__Record extracts__:
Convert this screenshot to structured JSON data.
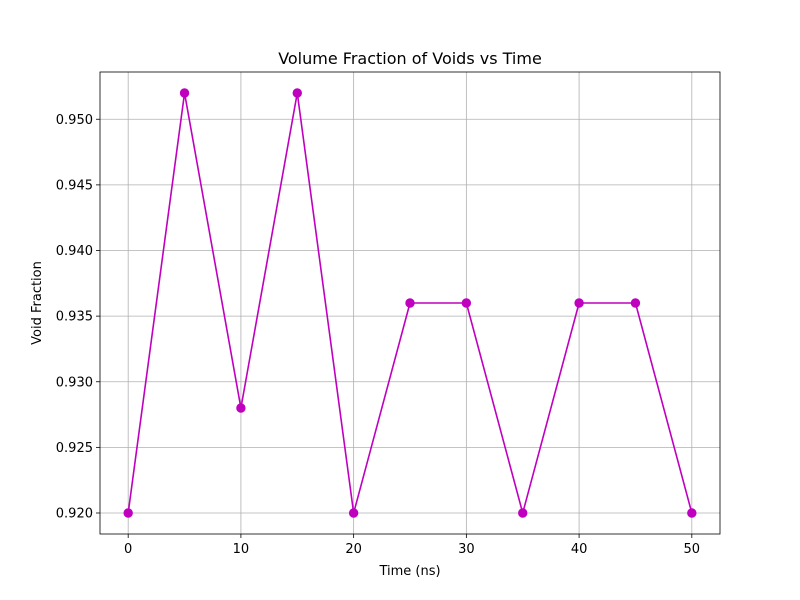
{
  "chart_data": {
    "type": "line",
    "title": "Volume Fraction of Voids vs Time",
    "xlabel": "Time (ns)",
    "ylabel": "Void Fraction",
    "x": [
      0,
      5,
      10,
      15,
      20,
      25,
      30,
      35,
      40,
      45,
      50
    ],
    "series": [
      {
        "values": [
          0.92,
          0.952,
          0.928,
          0.952,
          0.92,
          0.936,
          0.936,
          0.92,
          0.936,
          0.936,
          0.92
        ],
        "color": "#bf00bf",
        "marker": "circle"
      }
    ],
    "xlim": [
      -2.5,
      52.5
    ],
    "ylim": [
      0.9184,
      0.9536
    ],
    "xticks": [
      "0",
      "10",
      "20",
      "30",
      "40",
      "50"
    ],
    "yticks": [
      "0.920",
      "0.925",
      "0.930",
      "0.935",
      "0.940",
      "0.945",
      "0.950"
    ],
    "grid": true
  }
}
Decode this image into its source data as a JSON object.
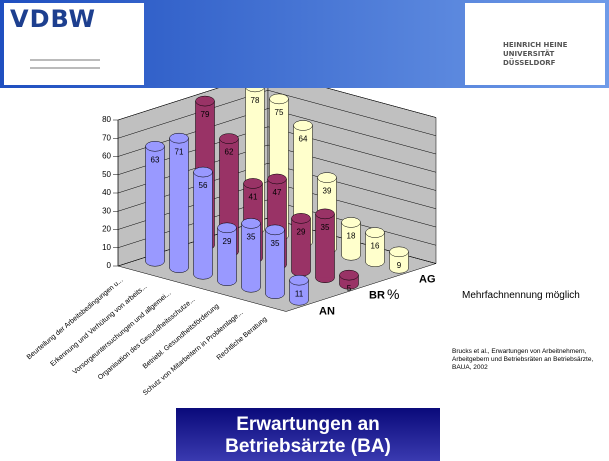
{
  "header": {
    "left_logo": "VDBW",
    "right_logo": "HEINRICH HEINE UNIVERSITÄT DÜSSELDORF"
  },
  "chart_data": {
    "type": "bar3d",
    "categories": [
      "Beurteilung der Arbeitsbedingungen u...",
      "Erkennung und Verhütung von arbeits...",
      "Vorsorgeuntersuchungen und allgemei...",
      "Organisation des Gesundheitsschutze...",
      "Betriebl. Gesundheitsförderung",
      "Schutz von Mitarbeitern in Problemlage...",
      "Rechtliche Beratung"
    ],
    "series": [
      {
        "name": "AN",
        "color": "#9999ff",
        "values": [
          63,
          71,
          56,
          29,
          35,
          35,
          11
        ]
      },
      {
        "name": "BR",
        "color": "#993366",
        "values": [
          79,
          62,
          41,
          47,
          29,
          35,
          5
        ]
      },
      {
        "name": "AG",
        "color": "#ffffcc",
        "values": [
          78,
          75,
          64,
          39,
          18,
          16,
          9
        ]
      }
    ],
    "ylim": [
      0,
      80
    ],
    "yticks": [
      0,
      10,
      20,
      30,
      40,
      50,
      60,
      70,
      80
    ],
    "grid": true,
    "y_label": "%"
  },
  "note": "Mehrfachnennung möglich",
  "source": "Brucks et al., Erwartungen von Arbeitnehmern, Arbeitgebern und Betriebsräten an Betriebsärzte, BAUA, 2002",
  "title": "Erwartungen an Betriebsärzte (BA)"
}
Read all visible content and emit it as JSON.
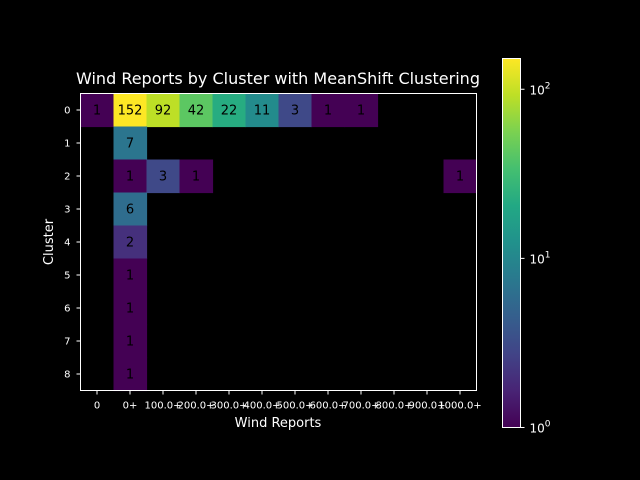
{
  "chart_data": {
    "type": "heatmap",
    "title": "Wind Reports by Cluster with MeanShift Clustering",
    "xlabel": "Wind Reports",
    "ylabel": "Cluster",
    "x_categories": [
      "0",
      "0+",
      "100.0+",
      "200.0+",
      "300.0+",
      "400.0+",
      "500.0+",
      "600.0+",
      "700.0+",
      "800.0+",
      "900.0+",
      "1000.0+"
    ],
    "y_categories": [
      "0",
      "1",
      "2",
      "3",
      "4",
      "5",
      "6",
      "7",
      "8"
    ],
    "values": [
      [
        1,
        152,
        92,
        42,
        22,
        11,
        3,
        1,
        1,
        null,
        null,
        null
      ],
      [
        null,
        7,
        null,
        null,
        null,
        null,
        null,
        null,
        null,
        null,
        null,
        null
      ],
      [
        null,
        1,
        3,
        1,
        null,
        null,
        null,
        null,
        null,
        null,
        null,
        1
      ],
      [
        null,
        6,
        null,
        null,
        null,
        null,
        null,
        null,
        null,
        null,
        null,
        null
      ],
      [
        null,
        2,
        null,
        null,
        null,
        null,
        null,
        null,
        null,
        null,
        null,
        null
      ],
      [
        null,
        1,
        null,
        null,
        null,
        null,
        null,
        null,
        null,
        null,
        null,
        null
      ],
      [
        null,
        1,
        null,
        null,
        null,
        null,
        null,
        null,
        null,
        null,
        null,
        null
      ],
      [
        null,
        1,
        null,
        null,
        null,
        null,
        null,
        null,
        null,
        null,
        null,
        null
      ],
      [
        null,
        1,
        null,
        null,
        null,
        null,
        null,
        null,
        null,
        null,
        null,
        null
      ]
    ],
    "color_scale": "log",
    "colormap": "viridis",
    "colorbar_range": [
      1,
      152
    ],
    "colorbar_ticks": [
      {
        "value": 1,
        "base": "10",
        "exp": "0"
      },
      {
        "value": 10,
        "base": "10",
        "exp": "1"
      },
      {
        "value": 100,
        "base": "10",
        "exp": "2"
      }
    ],
    "background": "#000000",
    "text_color": "#ffffff"
  }
}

__Job__: Make an exact copy of all the material, but keep the pictures out of it.

__Final result__:
Convert this screenshot to structured JSON data.
{
  "chart_data": {
    "type": "line",
    "title": "Volume Fraction of Voids vs Time",
    "xlabel": "Time (ns)",
    "ylabel": "Void Fraction",
    "x": [
      0,
      5,
      10,
      15,
      20,
      25,
      30,
      35,
      40,
      45,
      50
    ],
    "series": [
      {
        "values": [
          0.92,
          0.952,
          0.928,
          0.952,
          0.92,
          0.936,
          0.936,
          0.92,
          0.936,
          0.936,
          0.92
        ],
        "color": "#bf00bf",
        "marker": "circle"
      }
    ],
    "xlim": [
      -2.5,
      52.5
    ],
    "ylim": [
      0.9184,
      0.9536
    ],
    "xticks": [
      "0",
      "10",
      "20",
      "30",
      "40",
      "50"
    ],
    "yticks": [
      "0.920",
      "0.925",
      "0.930",
      "0.935",
      "0.940",
      "0.945",
      "0.950"
    ],
    "grid": true
  }
}
Decode this image into its source data as a JSON object.
{
  "header": {
    "left_logo": "VDBW",
    "right_logo": "HEINRICH HEINE UNIVERSITÄT DÜSSELDORF"
  },
  "chart_data": {
    "type": "bar3d",
    "categories": [
      "Beurteilung der Arbeitsbedingungen u...",
      "Erkennung und Verhütung von arbeits...",
      "Vorsorgeuntersuchungen und allgemei...",
      "Organisation des Gesundheitsschutze...",
      "Betriebl. Gesundheitsförderung",
      "Schutz von Mitarbeitern in Problemlage...",
      "Rechtliche Beratung"
    ],
    "series": [
      {
        "name": "AN",
        "color": "#9999ff",
        "values": [
          63,
          71,
          56,
          29,
          35,
          35,
          11
        ]
      },
      {
        "name": "BR",
        "color": "#993366",
        "values": [
          79,
          62,
          41,
          47,
          29,
          35,
          5
        ]
      },
      {
        "name": "AG",
        "color": "#ffffcc",
        "values": [
          78,
          75,
          64,
          39,
          18,
          16,
          9
        ]
      }
    ],
    "ylim": [
      0,
      80
    ],
    "yticks": [
      0,
      10,
      20,
      30,
      40,
      50,
      60,
      70,
      80
    ],
    "grid": true,
    "y_label": "%"
  },
  "note": "Mehrfachnennung möglich",
  "source": "Brucks et al., Erwartungen von Arbeitnehmern, Arbeitgebern und Betriebsräten an Betriebsärzte, BAUA, 2002",
  "title": "Erwartungen an Betriebsärzte (BA)"
}
Read all visible content and emit it as JSON.
{
  "chart_data": {
    "type": "heatmap",
    "title": "Wind Reports by Cluster with MeanShift Clustering",
    "xlabel": "Wind Reports",
    "ylabel": "Cluster",
    "x_categories": [
      "0",
      "0+",
      "100.0+",
      "200.0+",
      "300.0+",
      "400.0+",
      "500.0+",
      "600.0+",
      "700.0+",
      "800.0+",
      "900.0+",
      "1000.0+"
    ],
    "y_categories": [
      "0",
      "1",
      "2",
      "3",
      "4",
      "5",
      "6",
      "7",
      "8"
    ],
    "values": [
      [
        1,
        152,
        92,
        42,
        22,
        11,
        3,
        1,
        1,
        null,
        null,
        null
      ],
      [
        null,
        7,
        null,
        null,
        null,
        null,
        null,
        null,
        null,
        null,
        null,
        null
      ],
      [
        null,
        1,
        3,
        1,
        null,
        null,
        null,
        null,
        null,
        null,
        null,
        1
      ],
      [
        null,
        6,
        null,
        null,
        null,
        null,
        null,
        null,
        null,
        null,
        null,
        null
      ],
      [
        null,
        2,
        null,
        null,
        null,
        null,
        null,
        null,
        null,
        null,
        null,
        null
      ],
      [
        null,
        1,
        null,
        null,
        null,
        null,
        null,
        null,
        null,
        null,
        null,
        null
      ],
      [
        null,
        1,
        null,
        null,
        null,
        null,
        null,
        null,
        null,
        null,
        null,
        null
      ],
      [
        null,
        1,
        null,
        null,
        null,
        null,
        null,
        null,
        null,
        null,
        null,
        null
      ],
      [
        null,
        1,
        null,
        null,
        null,
        null,
        null,
        null,
        null,
        null,
        null,
        null
      ]
    ],
    "color_scale": "log",
    "colormap": "viridis",
    "colorbar_range": [
      1,
      152
    ],
    "colorbar_ticks": [
      {
        "value": 1,
        "base": "10",
        "exp": "0"
      },
      {
        "value": 10,
        "base": "10",
        "exp": "1"
      },
      {
        "value": 100,
        "base": "10",
        "exp": "2"
      }
    ],
    "background": "#000000",
    "text_color": "#ffffff"
  }
}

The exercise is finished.